'''

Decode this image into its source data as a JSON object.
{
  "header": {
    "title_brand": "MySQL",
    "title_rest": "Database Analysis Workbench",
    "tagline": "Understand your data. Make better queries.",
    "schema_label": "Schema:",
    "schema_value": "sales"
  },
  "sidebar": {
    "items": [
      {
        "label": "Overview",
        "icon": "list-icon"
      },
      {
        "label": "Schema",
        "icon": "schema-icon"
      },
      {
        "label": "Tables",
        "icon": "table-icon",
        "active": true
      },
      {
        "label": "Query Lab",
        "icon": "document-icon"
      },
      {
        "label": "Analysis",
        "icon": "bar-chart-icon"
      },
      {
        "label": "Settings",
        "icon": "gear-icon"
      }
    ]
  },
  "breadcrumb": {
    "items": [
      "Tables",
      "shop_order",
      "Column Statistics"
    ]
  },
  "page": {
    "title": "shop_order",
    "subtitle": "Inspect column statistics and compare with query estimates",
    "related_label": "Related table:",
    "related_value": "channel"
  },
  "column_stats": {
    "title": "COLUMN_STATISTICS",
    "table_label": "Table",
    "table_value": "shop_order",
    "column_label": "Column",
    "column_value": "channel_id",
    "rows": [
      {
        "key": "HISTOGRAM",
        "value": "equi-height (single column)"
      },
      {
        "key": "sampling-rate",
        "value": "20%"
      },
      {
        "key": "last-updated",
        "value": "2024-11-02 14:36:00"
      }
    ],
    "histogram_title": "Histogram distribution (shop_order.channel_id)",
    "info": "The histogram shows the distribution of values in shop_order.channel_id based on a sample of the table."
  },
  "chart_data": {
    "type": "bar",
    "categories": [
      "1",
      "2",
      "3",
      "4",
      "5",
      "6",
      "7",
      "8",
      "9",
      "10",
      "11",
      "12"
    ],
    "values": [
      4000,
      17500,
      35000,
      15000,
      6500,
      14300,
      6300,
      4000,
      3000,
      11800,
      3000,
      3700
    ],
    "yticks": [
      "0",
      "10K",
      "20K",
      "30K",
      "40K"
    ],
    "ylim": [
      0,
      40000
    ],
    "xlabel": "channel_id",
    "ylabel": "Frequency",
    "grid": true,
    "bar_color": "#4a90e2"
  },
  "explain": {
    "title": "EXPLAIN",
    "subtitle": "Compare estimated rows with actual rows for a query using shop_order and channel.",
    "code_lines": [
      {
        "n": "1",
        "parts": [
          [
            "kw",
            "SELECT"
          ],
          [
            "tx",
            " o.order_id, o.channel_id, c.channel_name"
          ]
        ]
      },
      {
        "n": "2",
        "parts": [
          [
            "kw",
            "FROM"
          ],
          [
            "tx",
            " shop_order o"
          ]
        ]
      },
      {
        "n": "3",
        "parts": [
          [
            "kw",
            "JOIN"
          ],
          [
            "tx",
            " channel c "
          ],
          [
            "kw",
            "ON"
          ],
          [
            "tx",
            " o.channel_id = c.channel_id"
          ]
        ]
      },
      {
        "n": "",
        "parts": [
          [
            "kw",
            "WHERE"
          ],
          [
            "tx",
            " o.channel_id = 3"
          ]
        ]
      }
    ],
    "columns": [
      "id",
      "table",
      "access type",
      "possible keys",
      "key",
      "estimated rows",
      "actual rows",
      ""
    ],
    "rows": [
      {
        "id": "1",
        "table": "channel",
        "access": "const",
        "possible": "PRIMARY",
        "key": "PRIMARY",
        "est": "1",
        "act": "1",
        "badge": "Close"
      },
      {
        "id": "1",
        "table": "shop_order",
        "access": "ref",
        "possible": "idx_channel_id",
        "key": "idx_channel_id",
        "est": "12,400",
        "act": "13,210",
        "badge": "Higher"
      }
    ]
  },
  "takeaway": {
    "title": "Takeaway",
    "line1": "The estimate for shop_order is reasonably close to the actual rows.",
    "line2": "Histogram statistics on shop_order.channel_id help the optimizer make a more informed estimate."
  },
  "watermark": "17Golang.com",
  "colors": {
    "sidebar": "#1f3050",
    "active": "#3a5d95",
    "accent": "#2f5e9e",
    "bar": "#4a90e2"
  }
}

'''

Pick out each line that holds the string "subtitle".

→ Written answer
    "subtitle": "Inspect column statistics and compare with query estimates",
    "subtitle": "Compare estimated rows with actual rows for a query using shop_order and channel.",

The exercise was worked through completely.